Any pictures in the records below should be skipped; write out everything else exactly.
════════════════════
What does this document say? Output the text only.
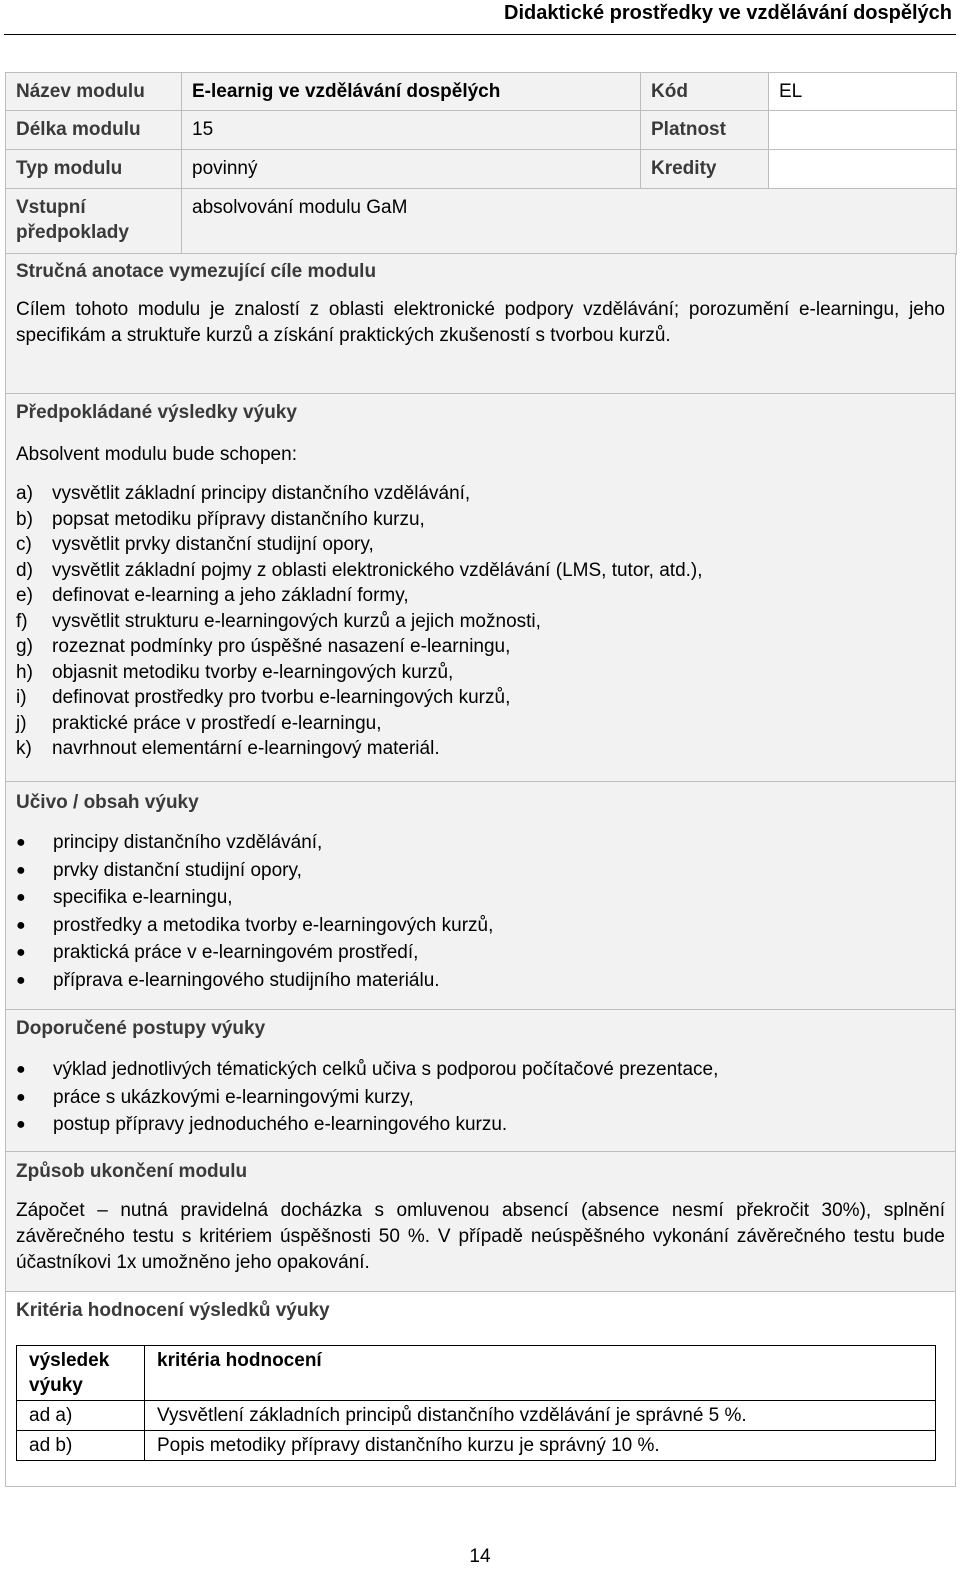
Didaktické prostředky ve vzdělávání dospělých
Název modulu	E-learnig ve vzdělávání dospělých	Kód	EL
Délka modulu	15	Platnost	
Typ modulu	povinný	Kredity	

Vstupní
předpoklady	absolvování modulu GaM		
Stručná anotace vymezující cíle modulu
Cílem tohoto modulu je znalostí z oblasti elektronické podpory vzdělávání; porozumění e-learningu, jeho specifikám a struktuře kurzů a získání praktických zkušeností s tvorbou kurzů.
Předpokládané výsledky výuky
Absolvent modulu bude schopen:
a)	vysvětlit základní principy distančního vzdělávání,
b)	popsat metodiku přípravy distančního kurzu,
c)	vysvětlit prvky distanční studijní opory,
d)	vysvětlit základní pojmy z oblasti elektronického vzdělávání (LMS, tutor, atd.),
e)	definovat e-learning a jeho základní formy,
f)	vysvětlit strukturu e-learningových kurzů a jejich možnosti,
g)	rozeznat podmínky pro úspěšné nasazení e-learningu,
h)	objasnit metodiku tvorby e-learningových kurzů,
i)	definovat prostředky pro tvorbu e-learningových kurzů,
j)	praktické práce v prostředí e-learningu,
k)	navrhnout elementární e-learningový materiál.
Učivo / obsah výuky
●	principy distančního vzdělávání,
●	prvky distanční studijní opory,
●	specifika e-learningu,
●	prostředky a metodika tvorby e-learningových kurzů,
●	praktická práce v e-learningovém prostředí,
●	příprava e-learningového studijního materiálu.
Doporučené postupy výuky
●	výklad jednotlivých tématických celků učiva s podporou počítačové prezentace,
●	práce s ukázkovými e-learningovými kurzy,
●	postup přípravy jednoduchého e-learningového kurzu.
Způsob ukončení modulu
Zápočet – nutná pravidelná docházka s omluvenou absencí (absence nesmí překročit 30%), splnění závěrečného testu s kritériem úspěšnosti 50 %. V případě neúspěšného vykonání závěrečného testu bude účastníkovi 1x umožněno jeho opakování.
Kritéria hodnocení výsledků výuky
výsledek
výuky	kritéria hodnocení
ad a)	Vysvětlení základních principů distančního vzdělávání je správné 5 %.
ad b)	Popis metodiky přípravy distančního kurzu je správný 10 %.
14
════════════════════
[THE REPLY]:
What does this document say? Output the text only.
Didaktické prostředky ve vzdělávání dospělých
Název modulu	E-learnig ve vzdělávání dospělých	Kód	EL
Délka modulu	15	Platnost	
Typ modulu	povinný	Kredity	

Vstupní
předpoklady	absolvování modulu GaM		
Stručná anotace vymezující cíle modulu
Cílem tohoto modulu je znalostí z oblasti elektronické podpory vzdělávání; porozumění e-learningu, jeho specifikám a struktuře kurzů a získání praktických zkušeností s tvorbou kurzů.
Předpokládané výsledky výuky
Absolvent modulu bude schopen:
a)	vysvětlit základní principy distančního vzdělávání,
b)	popsat metodiku přípravy distančního kurzu,
c)	vysvětlit prvky distanční studijní opory,
d)	vysvětlit základní pojmy z oblasti elektronického vzdělávání (LMS, tutor, atd.),
e)	definovat e-learning a jeho základní formy,
f)	vysvětlit strukturu e-learningových kurzů a jejich možnosti,
g)	rozeznat podmínky pro úspěšné nasazení e-learningu,
h)	objasnit metodiku tvorby e-learningových kurzů,
i)	definovat prostředky pro tvorbu e-learningových kurzů,
j)	praktické práce v prostředí e-learningu,
k)	navrhnout elementární e-learningový materiál.
Učivo / obsah výuky
●	principy distančního vzdělávání,
●	prvky distanční studijní opory,
●	specifika e-learningu,
●	prostředky a metodika tvorby e-learningových kurzů,
●	praktická práce v e-learningovém prostředí,
●	příprava e-learningového studijního materiálu.
Doporučené postupy výuky
●	výklad jednotlivých tématických celků učiva s podporou počítačové prezentace,
●	práce s ukázkovými e-learningovými kurzy,
●	postup přípravy jednoduchého e-learningového kurzu.
Způsob ukončení modulu
Zápočet – nutná pravidelná docházka s omluvenou absencí (absence nesmí překročit 30%), splnění závěrečného testu s kritériem úspěšnosti 50 %. V případě neúspěšného vykonání závěrečného testu bude účastníkovi 1x umožněno jeho opakování.
Kritéria hodnocení výsledků výuky
výsledek
výuky	kritéria hodnocení
ad a)	Vysvětlení základních principů distančního vzdělávání je správné 5 %.
ad b)	Popis metodiky přípravy distančního kurzu je správný 10 %.
14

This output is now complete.